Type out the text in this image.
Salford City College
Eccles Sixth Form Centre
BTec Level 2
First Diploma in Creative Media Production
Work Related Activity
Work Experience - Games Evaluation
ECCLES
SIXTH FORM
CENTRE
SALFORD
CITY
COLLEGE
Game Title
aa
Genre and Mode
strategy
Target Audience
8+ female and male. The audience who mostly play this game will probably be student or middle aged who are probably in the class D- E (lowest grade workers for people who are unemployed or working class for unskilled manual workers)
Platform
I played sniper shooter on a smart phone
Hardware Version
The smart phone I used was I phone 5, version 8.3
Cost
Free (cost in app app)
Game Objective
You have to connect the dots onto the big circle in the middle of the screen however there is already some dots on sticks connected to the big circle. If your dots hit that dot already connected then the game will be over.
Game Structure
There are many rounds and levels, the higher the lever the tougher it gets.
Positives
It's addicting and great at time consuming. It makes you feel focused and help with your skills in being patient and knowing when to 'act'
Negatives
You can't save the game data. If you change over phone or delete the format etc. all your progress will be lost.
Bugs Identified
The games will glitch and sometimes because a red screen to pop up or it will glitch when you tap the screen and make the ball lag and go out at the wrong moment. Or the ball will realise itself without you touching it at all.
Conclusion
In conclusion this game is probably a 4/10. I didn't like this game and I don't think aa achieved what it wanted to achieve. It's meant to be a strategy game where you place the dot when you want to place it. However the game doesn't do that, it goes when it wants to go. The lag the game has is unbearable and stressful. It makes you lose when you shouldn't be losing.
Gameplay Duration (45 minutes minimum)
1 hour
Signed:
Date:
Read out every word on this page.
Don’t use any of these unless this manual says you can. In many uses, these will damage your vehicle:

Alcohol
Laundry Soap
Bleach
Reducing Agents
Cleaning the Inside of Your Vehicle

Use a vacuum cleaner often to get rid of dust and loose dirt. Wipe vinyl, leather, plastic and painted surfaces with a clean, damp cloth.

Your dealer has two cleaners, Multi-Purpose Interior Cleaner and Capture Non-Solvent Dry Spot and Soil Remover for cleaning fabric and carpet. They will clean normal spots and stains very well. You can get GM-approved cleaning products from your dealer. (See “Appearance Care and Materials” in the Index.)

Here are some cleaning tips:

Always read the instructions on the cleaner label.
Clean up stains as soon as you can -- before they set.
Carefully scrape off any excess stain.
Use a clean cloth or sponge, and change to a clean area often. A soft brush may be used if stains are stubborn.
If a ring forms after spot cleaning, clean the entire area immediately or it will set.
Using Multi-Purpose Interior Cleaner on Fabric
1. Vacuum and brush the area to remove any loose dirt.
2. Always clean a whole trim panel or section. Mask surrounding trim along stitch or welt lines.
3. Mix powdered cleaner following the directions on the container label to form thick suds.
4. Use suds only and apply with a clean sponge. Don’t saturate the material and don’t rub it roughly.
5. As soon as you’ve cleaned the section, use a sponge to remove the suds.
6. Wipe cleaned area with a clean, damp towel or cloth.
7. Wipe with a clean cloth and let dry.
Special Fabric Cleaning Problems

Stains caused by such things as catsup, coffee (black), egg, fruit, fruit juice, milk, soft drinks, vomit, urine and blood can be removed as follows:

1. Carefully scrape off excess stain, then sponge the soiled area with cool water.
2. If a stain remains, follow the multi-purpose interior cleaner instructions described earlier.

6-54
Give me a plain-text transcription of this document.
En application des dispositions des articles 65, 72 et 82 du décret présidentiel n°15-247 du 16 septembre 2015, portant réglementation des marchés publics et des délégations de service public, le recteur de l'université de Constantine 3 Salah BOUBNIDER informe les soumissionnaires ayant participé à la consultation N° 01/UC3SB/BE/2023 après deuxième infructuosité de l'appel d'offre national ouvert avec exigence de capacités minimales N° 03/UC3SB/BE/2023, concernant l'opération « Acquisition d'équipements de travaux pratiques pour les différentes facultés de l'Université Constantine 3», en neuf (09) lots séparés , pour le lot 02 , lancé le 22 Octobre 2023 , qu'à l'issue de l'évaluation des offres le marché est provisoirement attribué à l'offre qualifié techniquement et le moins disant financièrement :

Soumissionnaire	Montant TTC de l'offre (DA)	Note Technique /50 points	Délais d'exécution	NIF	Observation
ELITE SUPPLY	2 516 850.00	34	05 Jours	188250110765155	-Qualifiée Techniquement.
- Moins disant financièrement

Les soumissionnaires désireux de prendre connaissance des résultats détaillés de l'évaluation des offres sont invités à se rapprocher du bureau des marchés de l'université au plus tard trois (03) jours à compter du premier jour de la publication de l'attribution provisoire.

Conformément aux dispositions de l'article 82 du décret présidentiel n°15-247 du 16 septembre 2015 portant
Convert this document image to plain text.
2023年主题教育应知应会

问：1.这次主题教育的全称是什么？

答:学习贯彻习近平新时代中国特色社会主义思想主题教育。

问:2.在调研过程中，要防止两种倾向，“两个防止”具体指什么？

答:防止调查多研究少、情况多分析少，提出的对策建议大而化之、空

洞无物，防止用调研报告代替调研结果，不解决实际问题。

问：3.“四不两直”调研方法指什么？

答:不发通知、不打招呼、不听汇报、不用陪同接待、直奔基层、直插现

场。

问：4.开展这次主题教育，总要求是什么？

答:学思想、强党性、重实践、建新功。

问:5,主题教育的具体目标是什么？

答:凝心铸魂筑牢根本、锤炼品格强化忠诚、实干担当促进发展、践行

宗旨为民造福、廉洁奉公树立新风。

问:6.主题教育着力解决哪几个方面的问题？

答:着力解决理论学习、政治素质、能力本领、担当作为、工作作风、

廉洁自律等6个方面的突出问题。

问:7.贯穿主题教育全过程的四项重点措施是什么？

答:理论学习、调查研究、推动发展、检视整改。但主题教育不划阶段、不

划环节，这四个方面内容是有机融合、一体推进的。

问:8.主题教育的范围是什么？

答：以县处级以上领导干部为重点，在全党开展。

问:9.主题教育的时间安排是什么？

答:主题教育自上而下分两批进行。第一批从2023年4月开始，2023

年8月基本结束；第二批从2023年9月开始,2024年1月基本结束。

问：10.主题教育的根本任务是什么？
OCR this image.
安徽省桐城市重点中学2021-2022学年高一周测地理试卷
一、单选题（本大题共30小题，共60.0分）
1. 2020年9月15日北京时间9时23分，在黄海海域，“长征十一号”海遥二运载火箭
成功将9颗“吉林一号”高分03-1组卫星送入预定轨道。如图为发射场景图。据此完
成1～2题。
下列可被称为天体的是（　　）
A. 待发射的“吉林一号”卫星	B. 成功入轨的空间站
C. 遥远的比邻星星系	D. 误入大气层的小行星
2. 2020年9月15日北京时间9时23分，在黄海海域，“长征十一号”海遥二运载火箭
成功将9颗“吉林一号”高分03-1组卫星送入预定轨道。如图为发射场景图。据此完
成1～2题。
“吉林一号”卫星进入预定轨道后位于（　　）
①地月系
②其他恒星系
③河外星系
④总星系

* TASK DETAILS
Show all lines from the records above where the word "sponge" occurs.

* RESPONSE TO THE EXERCISE
Use a clean cloth or sponge, and change to a clean area often. A soft brush may be used if stains are stubborn.
4. Use suds only and apply with a clean sponge. Don’t saturate the material and don’t rub it roughly.
5. As soon as you’ve cleaned the section, use a sponge to remove the suds.
1. Carefully scrape off excess stain, then sponge the soiled area with cool water.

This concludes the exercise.